(Dataset entries on figures)
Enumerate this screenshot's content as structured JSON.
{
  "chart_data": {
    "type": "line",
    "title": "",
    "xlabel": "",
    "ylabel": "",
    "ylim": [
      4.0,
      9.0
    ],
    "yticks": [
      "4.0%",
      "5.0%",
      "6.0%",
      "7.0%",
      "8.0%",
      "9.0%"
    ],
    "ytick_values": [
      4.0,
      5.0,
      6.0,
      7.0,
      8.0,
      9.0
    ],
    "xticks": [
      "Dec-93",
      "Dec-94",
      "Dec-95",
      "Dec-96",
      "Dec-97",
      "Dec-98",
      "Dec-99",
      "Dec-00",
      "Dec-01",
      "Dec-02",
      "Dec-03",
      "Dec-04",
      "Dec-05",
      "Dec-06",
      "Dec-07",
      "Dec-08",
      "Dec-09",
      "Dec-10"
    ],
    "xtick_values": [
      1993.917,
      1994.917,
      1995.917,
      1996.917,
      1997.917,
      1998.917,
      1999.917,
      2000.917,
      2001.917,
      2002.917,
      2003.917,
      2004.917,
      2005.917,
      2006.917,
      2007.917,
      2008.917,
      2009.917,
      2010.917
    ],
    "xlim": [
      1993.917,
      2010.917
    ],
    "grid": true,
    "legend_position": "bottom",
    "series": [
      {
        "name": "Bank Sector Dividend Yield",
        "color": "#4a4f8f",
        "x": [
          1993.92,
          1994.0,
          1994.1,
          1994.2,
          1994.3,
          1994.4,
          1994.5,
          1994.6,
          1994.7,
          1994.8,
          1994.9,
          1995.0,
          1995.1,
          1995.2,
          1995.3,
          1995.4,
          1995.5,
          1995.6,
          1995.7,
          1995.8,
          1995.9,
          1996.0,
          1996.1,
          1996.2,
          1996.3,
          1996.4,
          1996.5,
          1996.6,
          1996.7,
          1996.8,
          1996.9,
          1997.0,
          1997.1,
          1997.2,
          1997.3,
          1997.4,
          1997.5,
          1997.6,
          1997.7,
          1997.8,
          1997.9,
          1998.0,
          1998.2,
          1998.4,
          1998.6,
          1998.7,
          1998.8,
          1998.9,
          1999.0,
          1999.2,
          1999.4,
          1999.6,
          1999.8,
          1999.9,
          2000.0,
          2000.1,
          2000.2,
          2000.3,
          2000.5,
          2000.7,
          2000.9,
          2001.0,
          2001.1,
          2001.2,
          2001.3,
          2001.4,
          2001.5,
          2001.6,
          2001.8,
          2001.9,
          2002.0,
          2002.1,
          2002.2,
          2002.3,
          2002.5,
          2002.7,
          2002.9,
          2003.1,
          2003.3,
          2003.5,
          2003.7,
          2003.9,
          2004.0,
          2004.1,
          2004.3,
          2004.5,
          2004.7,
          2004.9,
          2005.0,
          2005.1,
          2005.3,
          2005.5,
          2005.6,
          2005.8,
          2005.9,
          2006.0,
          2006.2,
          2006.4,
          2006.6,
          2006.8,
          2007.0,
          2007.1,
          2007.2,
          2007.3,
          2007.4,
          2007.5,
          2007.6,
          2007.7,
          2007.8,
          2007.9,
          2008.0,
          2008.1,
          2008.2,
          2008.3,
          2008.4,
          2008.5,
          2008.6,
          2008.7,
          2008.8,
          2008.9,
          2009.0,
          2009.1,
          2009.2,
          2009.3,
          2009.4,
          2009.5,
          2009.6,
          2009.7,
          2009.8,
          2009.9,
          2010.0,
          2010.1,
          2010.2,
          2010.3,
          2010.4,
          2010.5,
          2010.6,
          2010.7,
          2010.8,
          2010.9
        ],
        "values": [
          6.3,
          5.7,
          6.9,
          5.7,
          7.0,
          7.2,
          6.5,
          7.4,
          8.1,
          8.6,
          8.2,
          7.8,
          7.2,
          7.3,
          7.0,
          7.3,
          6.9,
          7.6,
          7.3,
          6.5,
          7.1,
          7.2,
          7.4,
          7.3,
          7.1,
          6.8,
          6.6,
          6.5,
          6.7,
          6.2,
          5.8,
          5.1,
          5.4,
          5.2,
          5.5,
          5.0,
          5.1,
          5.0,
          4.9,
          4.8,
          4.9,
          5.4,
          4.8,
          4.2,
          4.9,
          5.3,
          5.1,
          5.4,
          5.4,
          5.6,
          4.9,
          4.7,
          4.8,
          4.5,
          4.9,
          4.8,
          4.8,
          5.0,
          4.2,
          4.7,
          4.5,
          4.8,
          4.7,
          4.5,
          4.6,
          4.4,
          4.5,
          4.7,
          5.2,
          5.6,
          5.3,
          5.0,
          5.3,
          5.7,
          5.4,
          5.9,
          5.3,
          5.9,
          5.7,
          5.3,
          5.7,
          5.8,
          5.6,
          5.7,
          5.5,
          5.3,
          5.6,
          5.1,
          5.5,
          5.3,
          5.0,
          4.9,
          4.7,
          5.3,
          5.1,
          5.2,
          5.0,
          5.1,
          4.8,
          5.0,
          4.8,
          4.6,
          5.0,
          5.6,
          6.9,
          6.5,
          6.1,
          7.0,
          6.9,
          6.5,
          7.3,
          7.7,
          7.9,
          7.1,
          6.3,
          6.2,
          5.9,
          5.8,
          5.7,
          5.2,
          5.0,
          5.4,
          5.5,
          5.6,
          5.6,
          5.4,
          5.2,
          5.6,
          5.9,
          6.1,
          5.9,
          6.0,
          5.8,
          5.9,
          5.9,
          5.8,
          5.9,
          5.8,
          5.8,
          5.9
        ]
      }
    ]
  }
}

> [GIVEN INSTRUCTION]:
Provide an exact reproduction of all the entries shown above.

> [PROBLEM SOLUTION]:
Enumerate this screenshot's content as structured JSON.
{
  "chart_data": {
    "type": "line",
    "title": "",
    "xlabel": "",
    "ylabel": "",
    "ylim": [
      4.0,
      9.0
    ],
    "yticks": [
      "4.0%",
      "5.0%",
      "6.0%",
      "7.0%",
      "8.0%",
      "9.0%"
    ],
    "ytick_values": [
      4.0,
      5.0,
      6.0,
      7.0,
      8.0,
      9.0
    ],
    "xticks": [
      "Dec-93",
      "Dec-94",
      "Dec-95",
      "Dec-96",
      "Dec-97",
      "Dec-98",
      "Dec-99",
      "Dec-00",
      "Dec-01",
      "Dec-02",
      "Dec-03",
      "Dec-04",
      "Dec-05",
      "Dec-06",
      "Dec-07",
      "Dec-08",
      "Dec-09",
      "Dec-10"
    ],
    "xtick_values": [
      1993.917,
      1994.917,
      1995.917,
      1996.917,
      1997.917,
      1998.917,
      1999.917,
      2000.917,
      2001.917,
      2002.917,
      2003.917,
      2004.917,
      2005.917,
      2006.917,
      2007.917,
      2008.917,
      2009.917,
      2010.917
    ],
    "xlim": [
      1993.917,
      2010.917
    ],
    "grid": true,
    "legend_position": "bottom",
    "series": [
      {
        "name": "Bank Sector Dividend Yield",
        "color": "#4a4f8f",
        "x": [
          1993.92,
          1994.0,
          1994.1,
          1994.2,
          1994.3,
          1994.4,
          1994.5,
          1994.6,
          1994.7,
          1994.8,
          1994.9,
          1995.0,
          1995.1,
          1995.2,
          1995.3,
          1995.4,
          1995.5,
          1995.6,
          1995.7,
          1995.8,
          1995.9,
          1996.0,
          1996.1,
          1996.2,
          1996.3,
          1996.4,
          1996.5,
          1996.6,
          1996.7,
          1996.8,
          1996.9,
          1997.0,
          1997.1,
          1997.2,
          1997.3,
          1997.4,
          1997.5,
          1997.6,
          1997.7,
          1997.8,
          1997.9,
          1998.0,
          1998.2,
          1998.4,
          1998.6,
          1998.7,
          1998.8,
          1998.9,
          1999.0,
          1999.2,
          1999.4,
          1999.6,
          1999.8,
          1999.9,
          2000.0,
          2000.1,
          2000.2,
          2000.3,
          2000.5,
          2000.7,
          2000.9,
          2001.0,
          2001.1,
          2001.2,
          2001.3,
          2001.4,
          2001.5,
          2001.6,
          2001.8,
          2001.9,
          2002.0,
          2002.1,
          2002.2,
          2002.3,
          2002.5,
          2002.7,
          2002.9,
          2003.1,
          2003.3,
          2003.5,
          2003.7,
          2003.9,
          2004.0,
          2004.1,
          2004.3,
          2004.5,
          2004.7,
          2004.9,
          2005.0,
          2005.1,
          2005.3,
          2005.5,
          2005.6,
          2005.8,
          2005.9,
          2006.0,
          2006.2,
          2006.4,
          2006.6,
          2006.8,
          2007.0,
          2007.1,
          2007.2,
          2007.3,
          2007.4,
          2007.5,
          2007.6,
          2007.7,
          2007.8,
          2007.9,
          2008.0,
          2008.1,
          2008.2,
          2008.3,
          2008.4,
          2008.5,
          2008.6,
          2008.7,
          2008.8,
          2008.9,
          2009.0,
          2009.1,
          2009.2,
          2009.3,
          2009.4,
          2009.5,
          2009.6,
          2009.7,
          2009.8,
          2009.9,
          2010.0,
          2010.1,
          2010.2,
          2010.3,
          2010.4,
          2010.5,
          2010.6,
          2010.7,
          2010.8,
          2010.9
        ],
        "values": [
          6.3,
          5.7,
          6.9,
          5.7,
          7.0,
          7.2,
          6.5,
          7.4,
          8.1,
          8.6,
          8.2,
          7.8,
          7.2,
          7.3,
          7.0,
          7.3,
          6.9,
          7.6,
          7.3,
          6.5,
          7.1,
          7.2,
          7.4,
          7.3,
          7.1,
          6.8,
          6.6,
          6.5,
          6.7,
          6.2,
          5.8,
          5.1,
          5.4,
          5.2,
          5.5,
          5.0,
          5.1,
          5.0,
          4.9,
          4.8,
          4.9,
          5.4,
          4.8,
          4.2,
          4.9,
          5.3,
          5.1,
          5.4,
          5.4,
          5.6,
          4.9,
          4.7,
          4.8,
          4.5,
          4.9,
          4.8,
          4.8,
          5.0,
          4.2,
          4.7,
          4.5,
          4.8,
          4.7,
          4.5,
          4.6,
          4.4,
          4.5,
          4.7,
          5.2,
          5.6,
          5.3,
          5.0,
          5.3,
          5.7,
          5.4,
          5.9,
          5.3,
          5.9,
          5.7,
          5.3,
          5.7,
          5.8,
          5.6,
          5.7,
          5.5,
          5.3,
          5.6,
          5.1,
          5.5,
          5.3,
          5.0,
          4.9,
          4.7,
          5.3,
          5.1,
          5.2,
          5.0,
          5.1,
          4.8,
          5.0,
          4.8,
          4.6,
          5.0,
          5.6,
          6.9,
          6.5,
          6.1,
          7.0,
          6.9,
          6.5,
          7.3,
          7.7,
          7.9,
          7.1,
          6.3,
          6.2,
          5.9,
          5.8,
          5.7,
          5.2,
          5.0,
          5.4,
          5.5,
          5.6,
          5.6,
          5.4,
          5.2,
          5.6,
          5.9,
          6.1,
          5.9,
          6.0,
          5.8,
          5.9,
          5.9,
          5.8,
          5.9,
          5.8,
          5.8,
          5.9
        ]
      }
    ]
  }
}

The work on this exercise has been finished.